* **Required task**
Count lines with the string "from" in them. State the number alone.

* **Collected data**
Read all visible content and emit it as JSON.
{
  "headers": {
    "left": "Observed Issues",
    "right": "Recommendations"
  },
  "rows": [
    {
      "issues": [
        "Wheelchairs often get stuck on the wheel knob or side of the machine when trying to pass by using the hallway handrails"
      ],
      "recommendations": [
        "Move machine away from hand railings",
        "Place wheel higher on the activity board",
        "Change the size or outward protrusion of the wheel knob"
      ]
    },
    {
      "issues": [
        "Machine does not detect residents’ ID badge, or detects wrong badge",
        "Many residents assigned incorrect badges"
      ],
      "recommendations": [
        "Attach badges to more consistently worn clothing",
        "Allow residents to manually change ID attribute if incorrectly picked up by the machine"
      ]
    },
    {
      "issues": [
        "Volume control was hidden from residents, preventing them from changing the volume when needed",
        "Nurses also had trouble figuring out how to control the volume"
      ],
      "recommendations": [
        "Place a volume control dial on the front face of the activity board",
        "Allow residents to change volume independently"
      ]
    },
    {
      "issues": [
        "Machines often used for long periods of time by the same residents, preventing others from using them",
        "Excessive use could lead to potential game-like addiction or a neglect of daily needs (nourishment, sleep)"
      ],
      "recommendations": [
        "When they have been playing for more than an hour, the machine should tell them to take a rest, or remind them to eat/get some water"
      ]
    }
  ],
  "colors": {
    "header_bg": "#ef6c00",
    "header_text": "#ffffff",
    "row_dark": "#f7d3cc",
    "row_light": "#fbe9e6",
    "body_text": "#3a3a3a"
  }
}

* **Final answer**
3